- _WHAT IS REQUIRED_: Transcribe all of the records precisely as they are presented.

- _DATASET ROWS_:
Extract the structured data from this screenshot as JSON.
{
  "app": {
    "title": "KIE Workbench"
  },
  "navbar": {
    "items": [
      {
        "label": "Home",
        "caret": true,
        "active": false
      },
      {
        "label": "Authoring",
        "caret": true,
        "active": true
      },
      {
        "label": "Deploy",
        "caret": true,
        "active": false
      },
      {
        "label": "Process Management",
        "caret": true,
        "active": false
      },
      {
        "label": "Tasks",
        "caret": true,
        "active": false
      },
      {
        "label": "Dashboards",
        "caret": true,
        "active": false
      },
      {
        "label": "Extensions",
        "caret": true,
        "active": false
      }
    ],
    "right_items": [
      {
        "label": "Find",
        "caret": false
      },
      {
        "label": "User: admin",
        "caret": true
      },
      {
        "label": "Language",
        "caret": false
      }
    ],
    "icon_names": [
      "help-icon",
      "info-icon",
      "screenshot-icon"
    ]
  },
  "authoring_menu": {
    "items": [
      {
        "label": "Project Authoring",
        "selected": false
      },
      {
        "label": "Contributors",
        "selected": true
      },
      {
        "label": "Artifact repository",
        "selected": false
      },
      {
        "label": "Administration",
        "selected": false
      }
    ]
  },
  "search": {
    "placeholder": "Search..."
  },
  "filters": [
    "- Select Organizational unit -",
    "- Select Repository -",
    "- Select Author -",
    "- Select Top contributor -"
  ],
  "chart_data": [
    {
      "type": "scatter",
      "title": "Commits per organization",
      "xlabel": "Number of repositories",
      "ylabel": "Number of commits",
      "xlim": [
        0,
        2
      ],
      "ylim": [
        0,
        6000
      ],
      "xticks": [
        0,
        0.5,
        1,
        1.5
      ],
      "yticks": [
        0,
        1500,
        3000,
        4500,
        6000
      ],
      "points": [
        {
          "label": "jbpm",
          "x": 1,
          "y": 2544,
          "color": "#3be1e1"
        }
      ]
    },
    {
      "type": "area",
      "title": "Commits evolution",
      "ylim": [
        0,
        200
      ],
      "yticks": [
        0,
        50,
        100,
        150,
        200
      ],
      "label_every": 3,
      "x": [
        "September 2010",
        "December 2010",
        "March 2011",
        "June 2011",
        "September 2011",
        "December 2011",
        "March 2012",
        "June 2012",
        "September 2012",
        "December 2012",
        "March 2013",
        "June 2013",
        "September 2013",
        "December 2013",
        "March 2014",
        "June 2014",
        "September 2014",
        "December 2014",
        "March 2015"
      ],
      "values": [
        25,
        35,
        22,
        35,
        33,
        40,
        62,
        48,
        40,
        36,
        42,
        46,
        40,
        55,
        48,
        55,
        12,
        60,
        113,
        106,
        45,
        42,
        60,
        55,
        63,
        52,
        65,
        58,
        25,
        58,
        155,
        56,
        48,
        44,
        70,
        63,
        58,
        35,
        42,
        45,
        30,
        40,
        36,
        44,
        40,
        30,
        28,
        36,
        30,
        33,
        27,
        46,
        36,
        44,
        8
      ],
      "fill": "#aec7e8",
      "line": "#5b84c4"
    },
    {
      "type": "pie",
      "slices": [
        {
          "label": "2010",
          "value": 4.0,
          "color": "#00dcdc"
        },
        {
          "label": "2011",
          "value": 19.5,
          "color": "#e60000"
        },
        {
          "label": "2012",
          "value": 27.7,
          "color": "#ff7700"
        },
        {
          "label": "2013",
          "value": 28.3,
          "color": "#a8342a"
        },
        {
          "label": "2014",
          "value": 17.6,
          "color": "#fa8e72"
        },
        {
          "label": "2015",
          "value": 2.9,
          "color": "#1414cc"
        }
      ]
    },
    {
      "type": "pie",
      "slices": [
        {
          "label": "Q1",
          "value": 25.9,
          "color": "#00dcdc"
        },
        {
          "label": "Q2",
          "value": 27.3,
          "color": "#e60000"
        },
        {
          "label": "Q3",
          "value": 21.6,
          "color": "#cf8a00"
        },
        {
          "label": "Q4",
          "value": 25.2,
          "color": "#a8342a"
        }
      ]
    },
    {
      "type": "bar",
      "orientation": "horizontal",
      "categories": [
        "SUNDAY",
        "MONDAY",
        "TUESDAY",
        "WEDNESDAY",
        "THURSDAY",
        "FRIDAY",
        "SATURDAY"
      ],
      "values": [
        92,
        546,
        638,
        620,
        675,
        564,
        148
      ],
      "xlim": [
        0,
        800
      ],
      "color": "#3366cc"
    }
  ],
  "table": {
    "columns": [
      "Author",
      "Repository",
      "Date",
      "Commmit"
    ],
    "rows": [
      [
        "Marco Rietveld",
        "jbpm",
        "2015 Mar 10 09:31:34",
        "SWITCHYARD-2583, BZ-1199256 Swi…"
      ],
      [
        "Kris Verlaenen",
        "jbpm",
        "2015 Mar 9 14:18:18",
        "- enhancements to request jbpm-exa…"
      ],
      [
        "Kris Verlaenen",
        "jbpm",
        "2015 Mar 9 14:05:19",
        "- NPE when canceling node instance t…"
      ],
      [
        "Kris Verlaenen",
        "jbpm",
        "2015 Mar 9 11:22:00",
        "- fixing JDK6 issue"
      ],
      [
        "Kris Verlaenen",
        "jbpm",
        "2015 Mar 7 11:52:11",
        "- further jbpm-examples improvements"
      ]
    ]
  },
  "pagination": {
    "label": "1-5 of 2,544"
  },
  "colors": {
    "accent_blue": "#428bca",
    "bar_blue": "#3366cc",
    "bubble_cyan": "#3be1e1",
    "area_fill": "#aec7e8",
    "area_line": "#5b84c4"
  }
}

- _SOLUTION TO THIS TASK_:
Extract the structured data from this screenshot as JSON.
{
  "app": {
    "title": "KIE Workbench"
  },
  "navbar": {
    "items": [
      {
        "label": "Home",
        "caret": true,
        "active": false
      },
      {
        "label": "Authoring",
        "caret": true,
        "active": true
      },
      {
        "label": "Deploy",
        "caret": true,
        "active": false
      },
      {
        "label": "Process Management",
        "caret": true,
        "active": false
      },
      {
        "label": "Tasks",
        "caret": true,
        "active": false
      },
      {
        "label": "Dashboards",
        "caret": true,
        "active": false
      },
      {
        "label": "Extensions",
        "caret": true,
        "active": false
      }
    ],
    "right_items": [
      {
        "label": "Find",
        "caret": false
      },
      {
        "label": "User: admin",
        "caret": true
      },
      {
        "label": "Language",
        "caret": false
      }
    ],
    "icon_names": [
      "help-icon",
      "info-icon",
      "screenshot-icon"
    ]
  },
  "authoring_menu": {
    "items": [
      {
        "label": "Project Authoring",
        "selected": false
      },
      {
        "label": "Contributors",
        "selected": true
      },
      {
        "label": "Artifact repository",
        "selected": false
      },
      {
        "label": "Administration",
        "selected": false
      }
    ]
  },
  "search": {
    "placeholder": "Search..."
  },
  "filters": [
    "- Select Organizational unit -",
    "- Select Repository -",
    "- Select Author -",
    "- Select Top contributor -"
  ],
  "chart_data": [
    {
      "type": "scatter",
      "title": "Commits per organization",
      "xlabel": "Number of repositories",
      "ylabel": "Number of commits",
      "xlim": [
        0,
        2
      ],
      "ylim": [
        0,
        6000
      ],
      "xticks": [
        0,
        0.5,
        1,
        1.5
      ],
      "yticks": [
        0,
        1500,
        3000,
        4500,
        6000
      ],
      "points": [
        {
          "label": "jbpm",
          "x": 1,
          "y": 2544,
          "color": "#3be1e1"
        }
      ]
    },
    {
      "type": "area",
      "title": "Commits evolution",
      "ylim": [
        0,
        200
      ],
      "yticks": [
        0,
        50,
        100,
        150,
        200
      ],
      "label_every": 3,
      "x": [
        "September 2010",
        "December 2010",
        "March 2011",
        "June 2011",
        "September 2011",
        "December 2011",
        "March 2012",
        "June 2012",
        "September 2012",
        "December 2012",
        "March 2013",
        "June 2013",
        "September 2013",
        "December 2013",
        "March 2014",
        "June 2014",
        "September 2014",
        "December 2014",
        "March 2015"
      ],
      "values": [
        25,
        35,
        22,
        35,
        33,
        40,
        62,
        48,
        40,
        36,
        42,
        46,
        40,
        55,
        48,
        55,
        12,
        60,
        113,
        106,
        45,
        42,
        60,
        55,
        63,
        52,
        65,
        58,
        25,
        58,
        155,
        56,
        48,
        44,
        70,
        63,
        58,
        35,
        42,
        45,
        30,
        40,
        36,
        44,
        40,
        30,
        28,
        36,
        30,
        33,
        27,
        46,
        36,
        44,
        8
      ],
      "fill": "#aec7e8",
      "line": "#5b84c4"
    },
    {
      "type": "pie",
      "slices": [
        {
          "label": "2010",
          "value": 4.0,
          "color": "#00dcdc"
        },
        {
          "label": "2011",
          "value": 19.5,
          "color": "#e60000"
        },
        {
          "label": "2012",
          "value": 27.7,
          "color": "#ff7700"
        },
        {
          "label": "2013",
          "value": 28.3,
          "color": "#a8342a"
        },
        {
          "label": "2014",
          "value": 17.6,
          "color": "#fa8e72"
        },
        {
          "label": "2015",
          "value": 2.9,
          "color": "#1414cc"
        }
      ]
    },
    {
      "type": "pie",
      "slices": [
        {
          "label": "Q1",
          "value": 25.9,
          "color": "#00dcdc"
        },
        {
          "label": "Q2",
          "value": 27.3,
          "color": "#e60000"
        },
        {
          "label": "Q3",
          "value": 21.6,
          "color": "#cf8a00"
        },
        {
          "label": "Q4",
          "value": 25.2,
          "color": "#a8342a"
        }
      ]
    },
    {
      "type": "bar",
      "orientation": "horizontal",
      "categories": [
        "SUNDAY",
        "MONDAY",
        "TUESDAY",
        "WEDNESDAY",
        "THURSDAY",
        "FRIDAY",
        "SATURDAY"
      ],
      "values": [
        92,
        546,
        638,
        620,
        675,
        564,
        148
      ],
      "xlim": [
        0,
        800
      ],
      "color": "#3366cc"
    }
  ],
  "table": {
    "columns": [
      "Author",
      "Repository",
      "Date",
      "Commmit"
    ],
    "rows": [
      [
        "Marco Rietveld",
        "jbpm",
        "2015 Mar 10 09:31:34",
        "SWITCHYARD-2583, BZ-1199256 Swi…"
      ],
      [
        "Kris Verlaenen",
        "jbpm",
        "2015 Mar 9 14:18:18",
        "- enhancements to request jbpm-exa…"
      ],
      [
        "Kris Verlaenen",
        "jbpm",
        "2015 Mar 9 14:05:19",
        "- NPE when canceling node instance t…"
      ],
      [
        "Kris Verlaenen",
        "jbpm",
        "2015 Mar 9 11:22:00",
        "- fixing JDK6 issue"
      ],
      [
        "Kris Verlaenen",
        "jbpm",
        "2015 Mar 7 11:52:11",
        "- further jbpm-examples improvements"
      ]
    ]
  },
  "pagination": {
    "label": "1-5 of 2,544"
  },
  "colors": {
    "accent_blue": "#428bca",
    "bar_blue": "#3366cc",
    "bubble_cyan": "#3be1e1",
    "area_fill": "#aec7e8",
    "area_line": "#5b84c4"
  }
}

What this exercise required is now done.